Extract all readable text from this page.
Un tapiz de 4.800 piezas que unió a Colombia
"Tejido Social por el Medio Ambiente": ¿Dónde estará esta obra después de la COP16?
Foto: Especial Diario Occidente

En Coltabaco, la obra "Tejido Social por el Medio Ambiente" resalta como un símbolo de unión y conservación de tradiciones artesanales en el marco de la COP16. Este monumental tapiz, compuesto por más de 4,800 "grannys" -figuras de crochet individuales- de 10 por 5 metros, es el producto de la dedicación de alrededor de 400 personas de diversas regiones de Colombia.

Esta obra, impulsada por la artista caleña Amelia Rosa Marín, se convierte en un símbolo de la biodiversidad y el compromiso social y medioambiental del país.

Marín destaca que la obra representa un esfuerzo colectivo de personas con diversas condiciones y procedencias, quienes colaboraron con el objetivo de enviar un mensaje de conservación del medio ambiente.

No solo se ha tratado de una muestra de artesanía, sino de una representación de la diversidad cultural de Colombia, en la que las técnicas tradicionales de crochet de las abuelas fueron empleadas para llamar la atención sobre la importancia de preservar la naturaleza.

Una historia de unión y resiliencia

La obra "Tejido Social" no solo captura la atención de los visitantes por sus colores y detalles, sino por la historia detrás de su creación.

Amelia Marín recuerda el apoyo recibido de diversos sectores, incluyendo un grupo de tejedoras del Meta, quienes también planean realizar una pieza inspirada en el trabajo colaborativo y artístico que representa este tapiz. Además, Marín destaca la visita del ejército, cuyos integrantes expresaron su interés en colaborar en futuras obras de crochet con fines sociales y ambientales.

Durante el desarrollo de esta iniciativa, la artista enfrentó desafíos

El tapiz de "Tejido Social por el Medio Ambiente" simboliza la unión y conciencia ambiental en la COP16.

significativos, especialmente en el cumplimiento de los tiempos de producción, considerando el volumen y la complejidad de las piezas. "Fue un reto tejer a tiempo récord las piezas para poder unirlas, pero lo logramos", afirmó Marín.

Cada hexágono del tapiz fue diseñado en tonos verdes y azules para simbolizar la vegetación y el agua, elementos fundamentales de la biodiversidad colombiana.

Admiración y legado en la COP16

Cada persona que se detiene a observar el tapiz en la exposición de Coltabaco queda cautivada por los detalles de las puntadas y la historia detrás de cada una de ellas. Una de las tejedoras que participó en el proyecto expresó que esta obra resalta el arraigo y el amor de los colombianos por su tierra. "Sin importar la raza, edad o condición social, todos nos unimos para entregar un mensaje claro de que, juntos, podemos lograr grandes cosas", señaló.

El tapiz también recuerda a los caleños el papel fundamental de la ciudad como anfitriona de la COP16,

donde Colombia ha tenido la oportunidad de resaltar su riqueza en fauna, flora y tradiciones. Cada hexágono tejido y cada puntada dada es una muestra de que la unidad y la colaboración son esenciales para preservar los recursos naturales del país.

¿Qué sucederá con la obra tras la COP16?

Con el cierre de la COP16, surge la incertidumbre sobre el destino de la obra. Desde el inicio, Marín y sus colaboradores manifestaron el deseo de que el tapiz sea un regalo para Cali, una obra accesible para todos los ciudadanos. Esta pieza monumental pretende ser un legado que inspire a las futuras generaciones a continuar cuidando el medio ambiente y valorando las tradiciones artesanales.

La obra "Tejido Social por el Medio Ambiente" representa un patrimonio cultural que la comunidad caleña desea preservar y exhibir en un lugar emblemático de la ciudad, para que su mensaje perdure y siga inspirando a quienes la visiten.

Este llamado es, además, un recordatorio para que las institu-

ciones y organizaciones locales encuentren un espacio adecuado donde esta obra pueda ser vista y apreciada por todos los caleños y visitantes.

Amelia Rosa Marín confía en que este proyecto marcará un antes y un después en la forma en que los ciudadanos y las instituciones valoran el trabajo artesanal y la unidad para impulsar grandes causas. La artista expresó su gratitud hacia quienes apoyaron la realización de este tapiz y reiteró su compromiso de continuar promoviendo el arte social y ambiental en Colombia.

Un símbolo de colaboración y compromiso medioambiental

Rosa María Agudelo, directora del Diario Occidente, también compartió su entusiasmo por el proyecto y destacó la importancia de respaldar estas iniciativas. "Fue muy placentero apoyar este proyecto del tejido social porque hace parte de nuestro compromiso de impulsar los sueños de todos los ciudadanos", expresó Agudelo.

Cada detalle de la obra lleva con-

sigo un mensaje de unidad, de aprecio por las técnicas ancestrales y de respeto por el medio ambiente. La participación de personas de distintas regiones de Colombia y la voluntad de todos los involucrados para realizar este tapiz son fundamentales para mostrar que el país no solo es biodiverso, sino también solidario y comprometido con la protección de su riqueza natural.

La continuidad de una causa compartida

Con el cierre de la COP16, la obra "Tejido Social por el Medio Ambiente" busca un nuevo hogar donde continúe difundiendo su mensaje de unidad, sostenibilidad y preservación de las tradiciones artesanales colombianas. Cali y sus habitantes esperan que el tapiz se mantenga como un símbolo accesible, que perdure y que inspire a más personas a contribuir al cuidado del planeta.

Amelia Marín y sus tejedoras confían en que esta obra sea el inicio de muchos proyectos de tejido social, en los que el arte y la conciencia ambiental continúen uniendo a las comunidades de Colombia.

########

SET TASK:
Pull out each line containing the word "conciencia" and copy it.

PROBLEM SOLUTION:
El tapiz de "Tejido Social por el Medio Ambiente" simboliza la unión y conciencia ambiental en la COP16.
Amelia Marín y sus tejedoras confían en que esta obra sea el inicio de muchos proyectos de tejido social, en los que el arte y la conciencia ambiental continúen uniendo a las comunidades de Colombia.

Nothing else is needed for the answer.